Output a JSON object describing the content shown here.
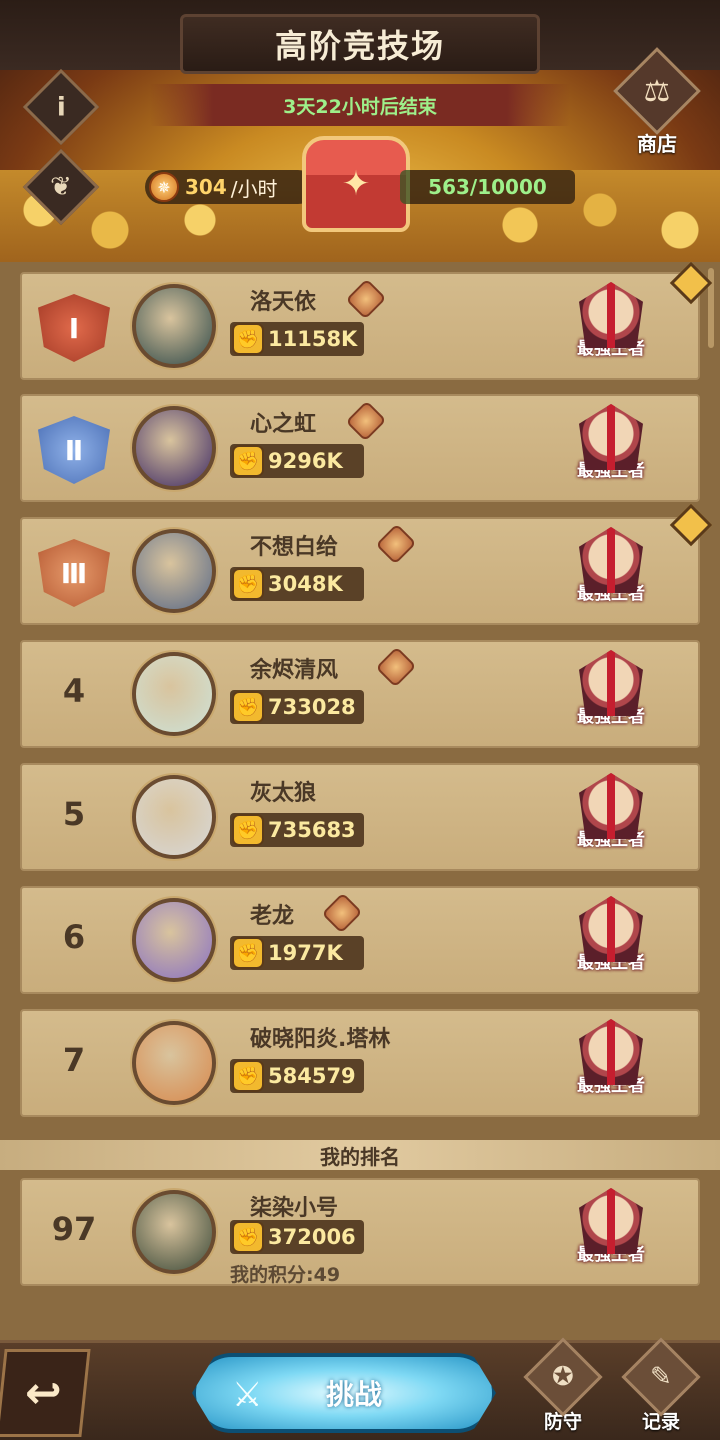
{
  "header": {
    "title": "高阶竞技场",
    "timer": "3天22小时后结束",
    "shop_label": "商店",
    "rate_value": "304",
    "rate_unit": "/小时",
    "progress_text": "563/10000",
    "progress_fraction": 0.0563
  },
  "rows": [
    {
      "rank": "1",
      "name": "洛天依",
      "power": "11158K",
      "title": "最强王者",
      "has_tier_icon": true,
      "avatar_color": "#2f4a4a"
    },
    {
      "rank": "2",
      "name": "心之虹",
      "power": "9296K",
      "title": "最强王者",
      "has_tier_icon": true,
      "avatar_color": "#3e2a66"
    },
    {
      "rank": "3",
      "name": "不想白给",
      "power": "3048K",
      "title": "最强王者",
      "has_tier_icon": true,
      "avatar_color": "#5a6a88"
    },
    {
      "rank": "4",
      "name": "余烬清风",
      "power": "733028",
      "title": "最强王者",
      "has_tier_icon": true,
      "avatar_color": "#cfe3d8"
    },
    {
      "rank": "5",
      "name": "灰太狼",
      "power": "735683",
      "title": "最强王者",
      "has_tier_icon": false,
      "avatar_color": "#d9d9d9"
    },
    {
      "rank": "6",
      "name": "老龙",
      "power": "1977K",
      "title": "最强王者",
      "has_tier_icon": true,
      "avatar_color": "#8a72c4"
    },
    {
      "rank": "7",
      "name": "破晓阳炎.塔林",
      "power": "584579",
      "title": "最强王者",
      "has_tier_icon": false,
      "avatar_color": "#d98a4e"
    }
  ],
  "my_rank": {
    "section_label": "我的排名",
    "rank": "97",
    "name": "柒染小号",
    "power": "372006",
    "score_line": "我的积分:49",
    "title": "最强王者",
    "avatar_color": "#3b4a3a"
  },
  "bottom": {
    "challenge_label": "挑战",
    "defense_label": "防守",
    "record_label": "记录"
  },
  "icons": {
    "info": "i",
    "sprout": "❦",
    "shop": "⚖",
    "coin": "✵",
    "fist": "✊",
    "back": "↩",
    "sword": "⚔",
    "shield": "✪",
    "scroll": "✎"
  }
}
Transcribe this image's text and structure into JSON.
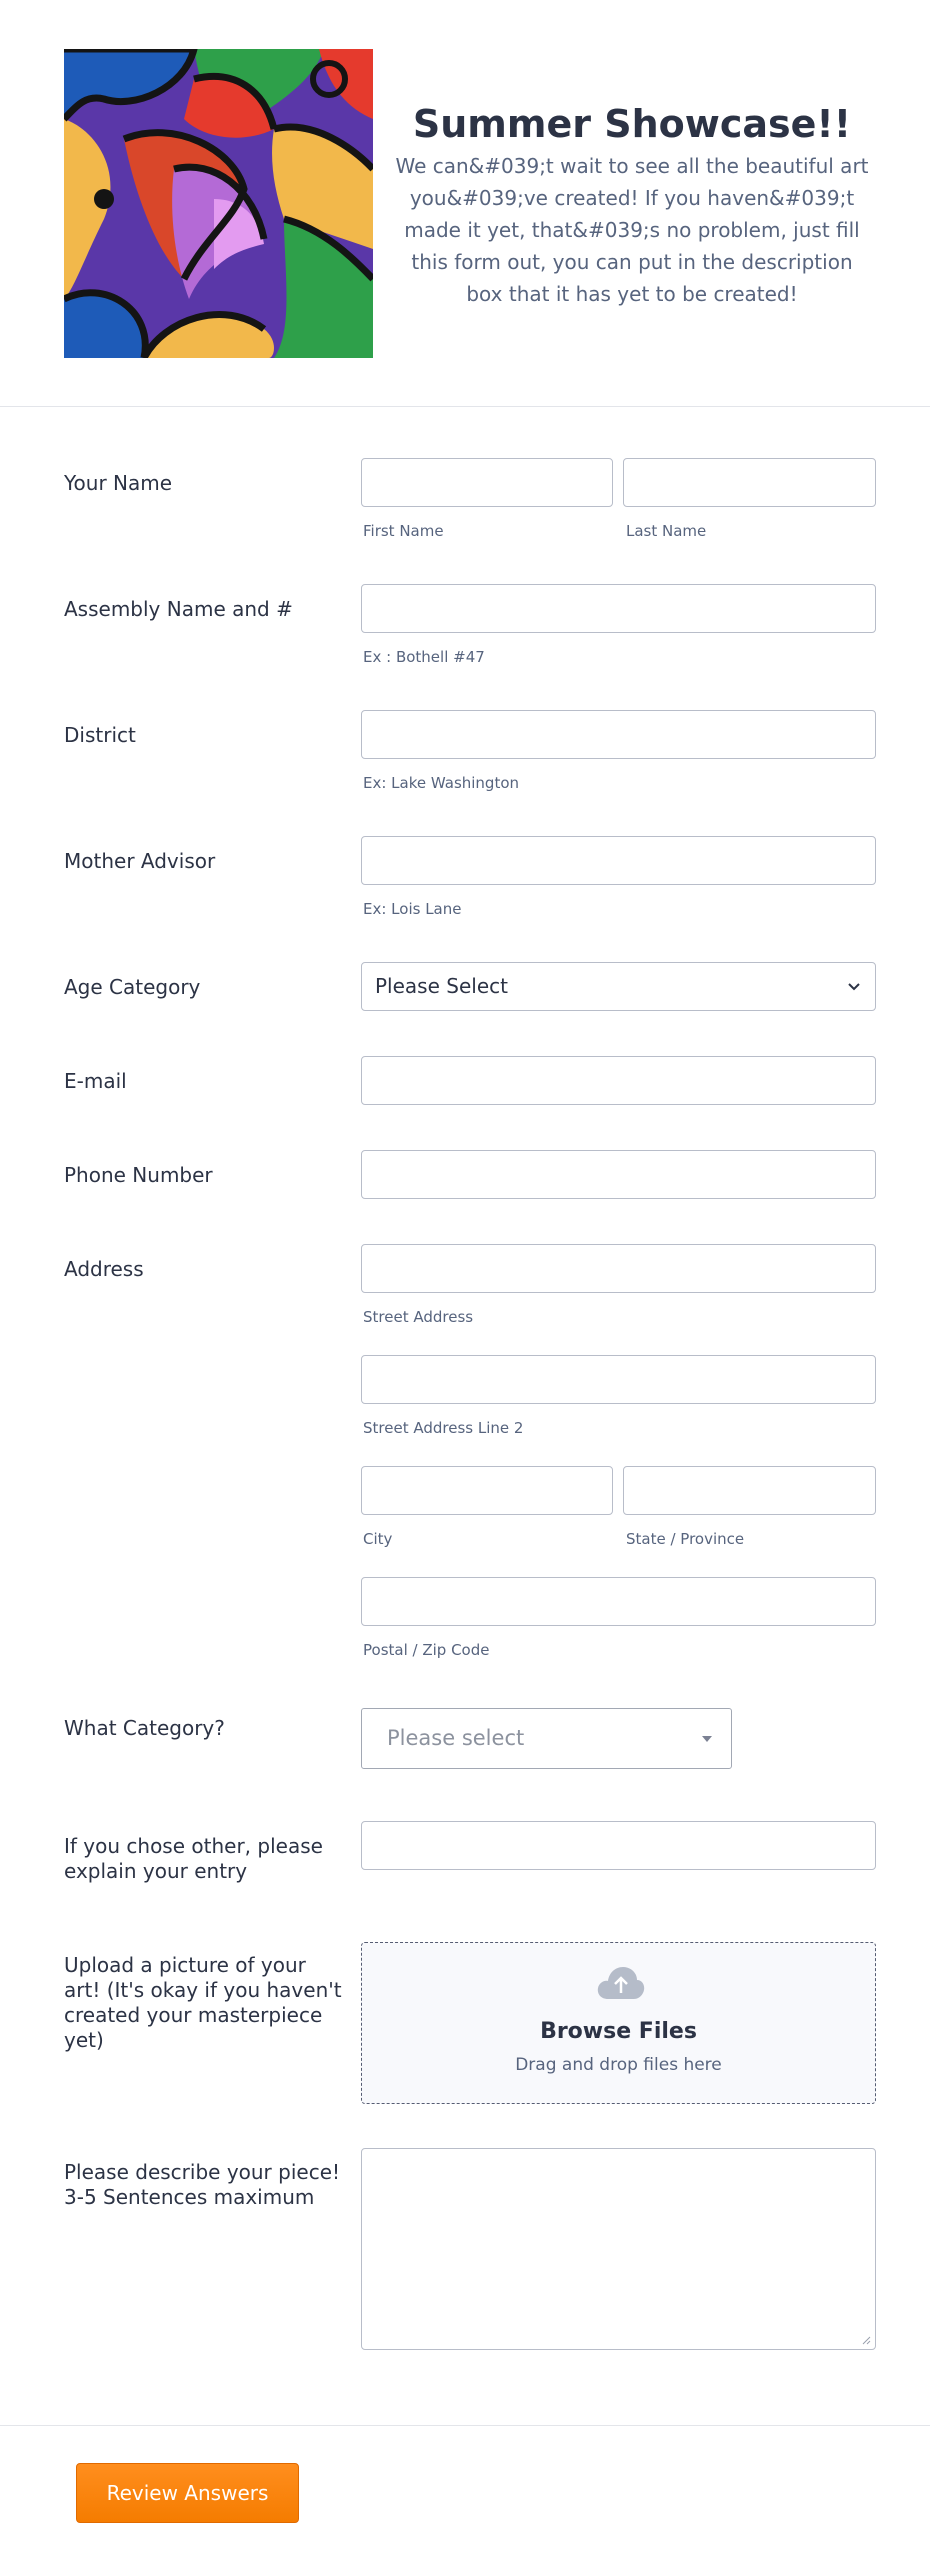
{
  "header": {
    "title": "Summer Showcase!!",
    "description": "We can&#039;t wait to see all the beautiful art you&#039;ve created! If you haven&#039;t made it yet, that&#039;s no problem, just fill this form out, you can put in the description box that it has yet to be created!"
  },
  "fields": {
    "name": {
      "label": "Your Name",
      "first_sublabel": "First Name",
      "last_sublabel": "Last Name"
    },
    "assembly": {
      "label": "Assembly Name and #",
      "sublabel": "Ex : Bothell #47"
    },
    "district": {
      "label": "District",
      "sublabel": "Ex: Lake Washington"
    },
    "advisor": {
      "label": "Mother Advisor",
      "sublabel": "Ex: Lois Lane"
    },
    "age": {
      "label": "Age Category",
      "selected": "Please Select"
    },
    "email": {
      "label": "E-mail"
    },
    "phone": {
      "label": "Phone Number"
    },
    "address": {
      "label": "Address",
      "street_sublabel": "Street Address",
      "street2_sublabel": "Street Address Line 2",
      "city_sublabel": "City",
      "state_sublabel": "State / Province",
      "zip_sublabel": "Postal / Zip Code"
    },
    "category": {
      "label": "What Category?",
      "selected": "Please select"
    },
    "other": {
      "label": "If you chose other, please explain your entry"
    },
    "upload": {
      "label": "Upload a picture of your art! (It's okay if you haven't created your masterpiece yet)",
      "button": "Browse Files",
      "hint": "Drag and drop files here"
    },
    "describe": {
      "label": "Please describe your piece! 3-5 Sentences maximum"
    }
  },
  "footer": {
    "review_label": "Review Answers"
  },
  "colors": {
    "accent": "#f57c00",
    "text": "#2c3345",
    "muted": "#57647e",
    "border": "#b8bdc9"
  }
}
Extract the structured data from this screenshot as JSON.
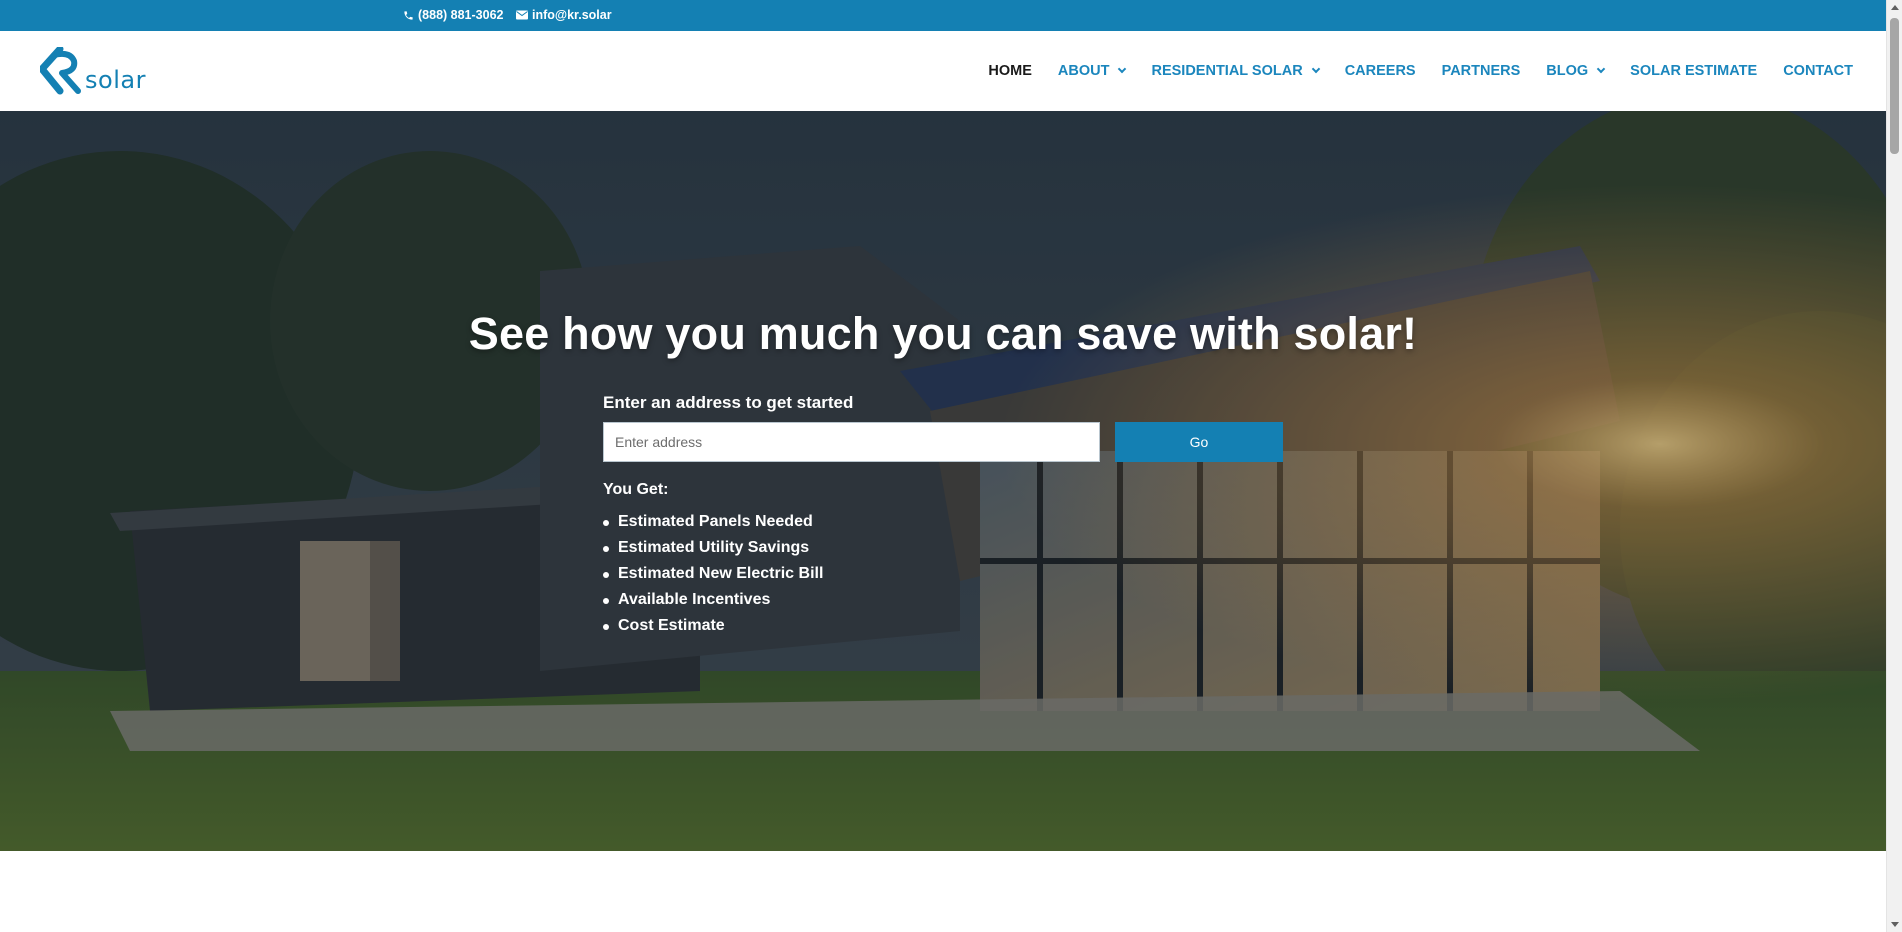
{
  "topbar": {
    "phone": "(888) 881-3062",
    "email": "info@kr.solar",
    "phone_icon": "phone-icon",
    "email_icon": "envelope-icon"
  },
  "header": {
    "logo_text": "solar",
    "nav": [
      {
        "label": "HOME",
        "active": true,
        "dropdown": false
      },
      {
        "label": "ABOUT",
        "active": false,
        "dropdown": true
      },
      {
        "label": "RESIDENTIAL SOLAR",
        "active": false,
        "dropdown": true
      },
      {
        "label": "CAREERS",
        "active": false,
        "dropdown": false
      },
      {
        "label": "PARTNERS",
        "active": false,
        "dropdown": false
      },
      {
        "label": "BLOG",
        "active": false,
        "dropdown": true
      },
      {
        "label": "SOLAR ESTIMATE",
        "active": false,
        "dropdown": false
      },
      {
        "label": "CONTACT",
        "active": false,
        "dropdown": false
      }
    ]
  },
  "hero": {
    "headline": "See how you much you can save with solar!",
    "form_label": "Enter an address to get started",
    "address_placeholder": "Enter address",
    "address_value": "",
    "go_label": "Go",
    "you_get_label": "You Get:",
    "benefits": [
      "Estimated Panels Needed",
      "Estimated Utility Savings",
      "Estimated New Electric Bill",
      "Available Incentives",
      "Cost Estimate"
    ]
  },
  "colors": {
    "brand": "#1480b3",
    "nav_text": "#1b86bd",
    "nav_active": "#1a1a1a",
    "white": "#ffffff"
  }
}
__________________________________________________
Task directions: Print all entries exactly. The images do not belong in the copy.

Task output:
Output a JSON object describing the content shown here.
{
  "header": {
    "title": "高阶竞技场",
    "timer": "3天22小时后结束",
    "shop_label": "商店",
    "rate_value": "304",
    "rate_unit": "/小时",
    "progress_text": "563/10000",
    "progress_fraction": 0.0563
  },
  "rows": [
    {
      "rank": "1",
      "name": "洛天依",
      "power": "11158K",
      "title": "最强王者",
      "has_tier_icon": true,
      "avatar_color": "#2f4a4a"
    },
    {
      "rank": "2",
      "name": "心之虹",
      "power": "9296K",
      "title": "最强王者",
      "has_tier_icon": true,
      "avatar_color": "#3e2a66"
    },
    {
      "rank": "3",
      "name": "不想白给",
      "power": "3048K",
      "title": "最强王者",
      "has_tier_icon": true,
      "avatar_color": "#5a6a88"
    },
    {
      "rank": "4",
      "name": "余烬清风",
      "power": "733028",
      "title": "最强王者",
      "has_tier_icon": true,
      "avatar_color": "#cfe3d8"
    },
    {
      "rank": "5",
      "name": "灰太狼",
      "power": "735683",
      "title": "最强王者",
      "has_tier_icon": false,
      "avatar_color": "#d9d9d9"
    },
    {
      "rank": "6",
      "name": "老龙",
      "power": "1977K",
      "title": "最强王者",
      "has_tier_icon": true,
      "avatar_color": "#8a72c4"
    },
    {
      "rank": "7",
      "name": "破晓阳炎.塔林",
      "power": "584579",
      "title": "最强王者",
      "has_tier_icon": false,
      "avatar_color": "#d98a4e"
    }
  ],
  "my_rank": {
    "section_label": "我的排名",
    "rank": "97",
    "name": "柒染小号",
    "power": "372006",
    "score_line": "我的积分:49",
    "title": "最强王者",
    "avatar_color": "#3b4a3a"
  },
  "bottom": {
    "challenge_label": "挑战",
    "defense_label": "防守",
    "record_label": "记录"
  },
  "icons": {
    "info": "i",
    "sprout": "❦",
    "shop": "⚖",
    "coin": "✵",
    "fist": "✊",
    "back": "↩",
    "sword": "⚔",
    "shield": "✪",
    "scroll": "✎"
  }
}
Transcribe this image's text and structure into JSON.
{
  "header": {
    "title": "Summer Showcase!!",
    "description": "We can&#039;t wait to see all the beautiful art you&#039;ve created! If you haven&#039;t made it yet, that&#039;s no problem, just fill this form out, you can put in the description box that it has yet to be created!"
  },
  "fields": {
    "name": {
      "label": "Your Name",
      "first_sublabel": "First Name",
      "last_sublabel": "Last Name"
    },
    "assembly": {
      "label": "Assembly Name and #",
      "sublabel": "Ex : Bothell #47"
    },
    "district": {
      "label": "District",
      "sublabel": "Ex: Lake Washington"
    },
    "advisor": {
      "label": "Mother Advisor",
      "sublabel": "Ex: Lois Lane"
    },
    "age": {
      "label": "Age Category",
      "selected": "Please Select"
    },
    "email": {
      "label": "E-mail"
    },
    "phone": {
      "label": "Phone Number"
    },
    "address": {
      "label": "Address",
      "street_sublabel": "Street Address",
      "street2_sublabel": "Street Address Line 2",
      "city_sublabel": "City",
      "state_sublabel": "State / Province",
      "zip_sublabel": "Postal / Zip Code"
    },
    "category": {
      "label": "What Category?",
      "selected": "Please select"
    },
    "other": {
      "label": "If you chose other, please explain your entry"
    },
    "upload": {
      "label": "Upload a picture of your art! (It's okay if you haven't created your masterpiece yet)",
      "button": "Browse Files",
      "hint": "Drag and drop files here"
    },
    "describe": {
      "label": "Please describe your piece! 3-5 Sentences maximum"
    }
  },
  "footer": {
    "review_label": "Review Answers"
  },
  "colors": {
    "accent": "#f57c00",
    "text": "#2c3345",
    "muted": "#57647e",
    "border": "#b8bdc9"
  }
}
Extract the structured data from this screenshot as JSON.
{
  "topbar": {
    "phone": "(888) 881-3062",
    "email": "info@kr.solar",
    "phone_icon": "phone-icon",
    "email_icon": "envelope-icon"
  },
  "header": {
    "logo_text": "solar",
    "nav": [
      {
        "label": "HOME",
        "active": true,
        "dropdown": false
      },
      {
        "label": "ABOUT",
        "active": false,
        "dropdown": true
      },
      {
        "label": "RESIDENTIAL SOLAR",
        "active": false,
        "dropdown": true
      },
      {
        "label": "CAREERS",
        "active": false,
        "dropdown": false
      },
      {
        "label": "PARTNERS",
        "active": false,
        "dropdown": false
      },
      {
        "label": "BLOG",
        "active": false,
        "dropdown": true
      },
      {
        "label": "SOLAR ESTIMATE",
        "active": false,
        "dropdown": false
      },
      {
        "label": "CONTACT",
        "active": false,
        "dropdown": false
      }
    ]
  },
  "hero": {
    "headline": "See how you much you can save with solar!",
    "form_label": "Enter an address to get started",
    "address_placeholder": "Enter address",
    "address_value": "",
    "go_label": "Go",
    "you_get_label": "You Get:",
    "benefits": [
      "Estimated Panels Needed",
      "Estimated Utility Savings",
      "Estimated New Electric Bill",
      "Available Incentives",
      "Cost Estimate"
    ]
  },
  "colors": {
    "brand": "#1480b3",
    "nav_text": "#1b86bd",
    "nav_active": "#1a1a1a",
    "white": "#ffffff"
  }
}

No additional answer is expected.